**Set problem:**
All of the data below must be repeated exactly.

**Records shown:**
-=-=-=-=-
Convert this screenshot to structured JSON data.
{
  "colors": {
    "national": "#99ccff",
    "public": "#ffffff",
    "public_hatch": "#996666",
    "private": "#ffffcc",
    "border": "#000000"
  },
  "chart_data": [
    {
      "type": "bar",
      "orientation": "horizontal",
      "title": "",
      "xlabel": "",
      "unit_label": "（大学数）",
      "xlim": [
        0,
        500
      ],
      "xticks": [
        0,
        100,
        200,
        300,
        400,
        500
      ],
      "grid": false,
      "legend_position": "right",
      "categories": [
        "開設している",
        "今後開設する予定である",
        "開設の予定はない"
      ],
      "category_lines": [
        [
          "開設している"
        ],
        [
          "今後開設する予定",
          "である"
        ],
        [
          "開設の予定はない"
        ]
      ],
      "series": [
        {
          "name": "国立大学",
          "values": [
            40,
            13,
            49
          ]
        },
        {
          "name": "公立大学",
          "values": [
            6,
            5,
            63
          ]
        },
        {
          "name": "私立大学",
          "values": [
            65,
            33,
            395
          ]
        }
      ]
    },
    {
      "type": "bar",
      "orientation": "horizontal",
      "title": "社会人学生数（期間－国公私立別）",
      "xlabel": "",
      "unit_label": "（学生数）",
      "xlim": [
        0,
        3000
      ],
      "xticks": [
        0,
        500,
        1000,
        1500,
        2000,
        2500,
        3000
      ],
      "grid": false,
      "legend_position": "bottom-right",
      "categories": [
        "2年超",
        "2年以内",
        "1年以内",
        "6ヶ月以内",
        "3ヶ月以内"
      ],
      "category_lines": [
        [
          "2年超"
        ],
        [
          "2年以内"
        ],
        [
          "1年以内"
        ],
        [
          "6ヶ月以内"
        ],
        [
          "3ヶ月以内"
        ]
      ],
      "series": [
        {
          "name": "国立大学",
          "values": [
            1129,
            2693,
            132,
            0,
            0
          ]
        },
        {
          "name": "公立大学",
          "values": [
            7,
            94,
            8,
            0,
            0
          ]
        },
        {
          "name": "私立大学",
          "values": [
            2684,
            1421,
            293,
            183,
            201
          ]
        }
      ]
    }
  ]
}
-=-=-=-=-
**The response:**
Convert this screenshot to structured JSON data.
{
  "colors": {
    "national": "#99ccff",
    "public": "#ffffff",
    "public_hatch": "#996666",
    "private": "#ffffcc",
    "border": "#000000"
  },
  "chart_data": [
    {
      "type": "bar",
      "orientation": "horizontal",
      "title": "",
      "xlabel": "",
      "unit_label": "（大学数）",
      "xlim": [
        0,
        500
      ],
      "xticks": [
        0,
        100,
        200,
        300,
        400,
        500
      ],
      "grid": false,
      "legend_position": "right",
      "categories": [
        "開設している",
        "今後開設する予定である",
        "開設の予定はない"
      ],
      "category_lines": [
        [
          "開設している"
        ],
        [
          "今後開設する予定",
          "である"
        ],
        [
          "開設の予定はない"
        ]
      ],
      "series": [
        {
          "name": "国立大学",
          "values": [
            40,
            13,
            49
          ]
        },
        {
          "name": "公立大学",
          "values": [
            6,
            5,
            63
          ]
        },
        {
          "name": "私立大学",
          "values": [
            65,
            33,
            395
          ]
        }
      ]
    },
    {
      "type": "bar",
      "orientation": "horizontal",
      "title": "社会人学生数（期間－国公私立別）",
      "xlabel": "",
      "unit_label": "（学生数）",
      "xlim": [
        0,
        3000
      ],
      "xticks": [
        0,
        500,
        1000,
        1500,
        2000,
        2500,
        3000
      ],
      "grid": false,
      "legend_position": "bottom-right",
      "categories": [
        "2年超",
        "2年以内",
        "1年以内",
        "6ヶ月以内",
        "3ヶ月以内"
      ],
      "category_lines": [
        [
          "2年超"
        ],
        [
          "2年以内"
        ],
        [
          "1年以内"
        ],
        [
          "6ヶ月以内"
        ],
        [
          "3ヶ月以内"
        ]
      ],
      "series": [
        {
          "name": "国立大学",
          "values": [
            1129,
            2693,
            132,
            0,
            0
          ]
        },
        {
          "name": "公立大学",
          "values": [
            7,
            94,
            8,
            0,
            0
          ]
        },
        {
          "name": "私立大学",
          "values": [
            2684,
            1421,
            293,
            183,
            201
          ]
        }
      ]
    }
  ]
}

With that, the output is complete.